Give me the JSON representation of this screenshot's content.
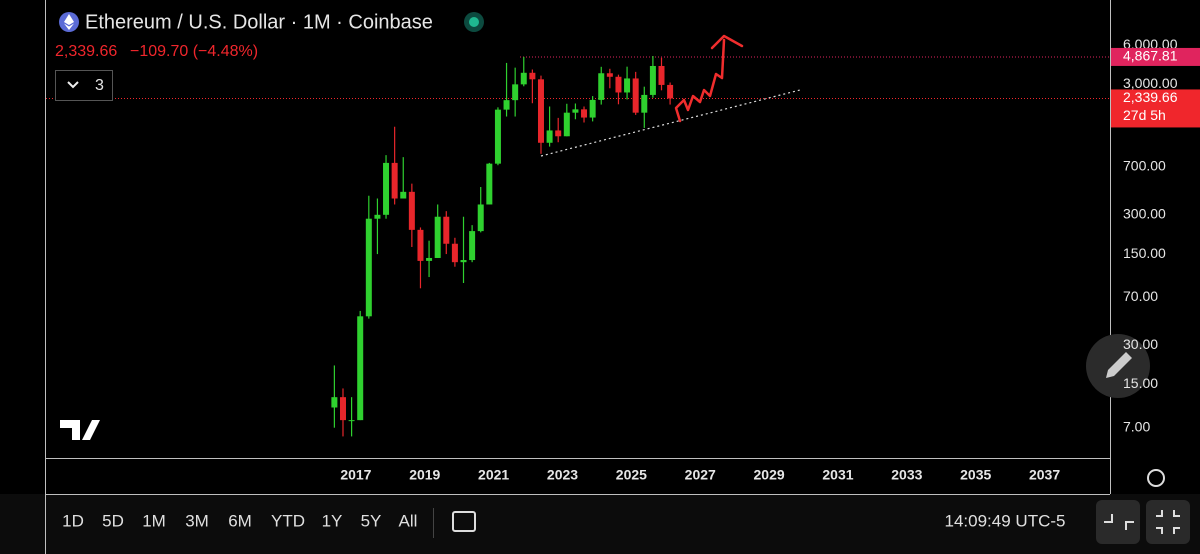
{
  "header": {
    "title": "Ethereum / U.S. Dollar · 1M · Coinbase",
    "price": "2,339.66",
    "change": "−109.70 (−4.48%)",
    "indicator_count": 3
  },
  "toolbar": {
    "intervals": [
      "1D",
      "5D",
      "1M",
      "3M",
      "6M",
      "YTD",
      "1Y",
      "5Y",
      "All"
    ],
    "time": "14:09:49 UTC-5"
  },
  "chart_data": {
    "type": "candlestick",
    "log_scale": true,
    "up_color": "#2fd12f",
    "down_color": "#e8262b",
    "xlim": [
      2008,
      2038.9
    ],
    "xticks": [
      2017,
      2019,
      2021,
      2023,
      2025,
      2027,
      2029,
      2031,
      2033,
      2035,
      2037
    ],
    "ylim": [
      4.1,
      13300
    ],
    "yticks": [
      {
        "value": 7,
        "label": "7.00"
      },
      {
        "value": 15,
        "label": "15.00"
      },
      {
        "value": 30,
        "label": "30.00"
      },
      {
        "value": 70,
        "label": "70.00"
      },
      {
        "value": 150,
        "label": "150.00"
      },
      {
        "value": 300,
        "label": "300.00"
      },
      {
        "value": 700,
        "label": "700.00"
      },
      {
        "value": 3000,
        "label": "3,000.00"
      },
      {
        "value": 6000,
        "label": "6,000.00"
      }
    ],
    "price_labels": [
      {
        "value": 4867.81,
        "label": "4,867.81",
        "color": "#e0245e"
      },
      {
        "value": 2339.66,
        "label": "2,339.66",
        "color": "#f0262c"
      }
    ],
    "countdown": "27d 5h",
    "x": [
      2016.375,
      2016.625,
      2016.875,
      2017.125,
      2017.375,
      2017.625,
      2017.875,
      2018.125,
      2018.375,
      2018.625,
      2018.875,
      2019.125,
      2019.375,
      2019.625,
      2019.875,
      2020.125,
      2020.375,
      2020.625,
      2020.875,
      2021.125,
      2021.375,
      2021.625,
      2021.875,
      2022.125,
      2022.375,
      2022.625,
      2022.875,
      2023.125,
      2023.375,
      2023.625,
      2023.875,
      2024.125,
      2024.375,
      2024.625,
      2024.875,
      2025.125,
      2025.375,
      2025.625,
      2025.875,
      2026.125
    ],
    "open": [
      10,
      12,
      8,
      8,
      50,
      280,
      300,
      750,
      400,
      450,
      230,
      133,
      140,
      290,
      180,
      130,
      135,
      225,
      360,
      740,
      1920,
      2270,
      3000,
      3680,
      3280,
      1070,
      1330,
      1200,
      1820,
      1930,
      1670,
      2280,
      3650,
      3430,
      2600,
      3330,
      1820,
      2490,
      4150,
      2970
    ],
    "high": [
      21,
      14,
      12,
      55,
      420,
      400,
      860,
      1420,
      830,
      520,
      240,
      190,
      360,
      320,
      200,
      290,
      250,
      490,
      750,
      2000,
      4380,
      4030,
      4870,
      3900,
      3500,
      2030,
      1660,
      2130,
      2140,
      2030,
      2440,
      4090,
      3950,
      3560,
      4100,
      3740,
      2880,
      4950,
      4800,
      3100
    ],
    "low": [
      7,
      6,
      6,
      8,
      48,
      150,
      280,
      360,
      400,
      170,
      82,
      100,
      140,
      150,
      120,
      90,
      130,
      220,
      360,
      720,
      1700,
      1700,
      2900,
      2150,
      880,
      1000,
      1080,
      1200,
      1620,
      1530,
      1560,
      2100,
      2800,
      2110,
      2300,
      1750,
      1390,
      2370,
      2700,
      2100
    ],
    "close": [
      12,
      8,
      8,
      50,
      280,
      300,
      750,
      400,
      450,
      230,
      133,
      140,
      290,
      180,
      130,
      135,
      225,
      360,
      740,
      1920,
      2270,
      3000,
      3680,
      3280,
      1070,
      1330,
      1200,
      1820,
      1930,
      1670,
      2280,
      3650,
      3430,
      2600,
      3330,
      1820,
      2490,
      4150,
      2970,
      2339.66
    ]
  }
}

..........

On how many lines does the word "value" appear? Answer with only the number.

11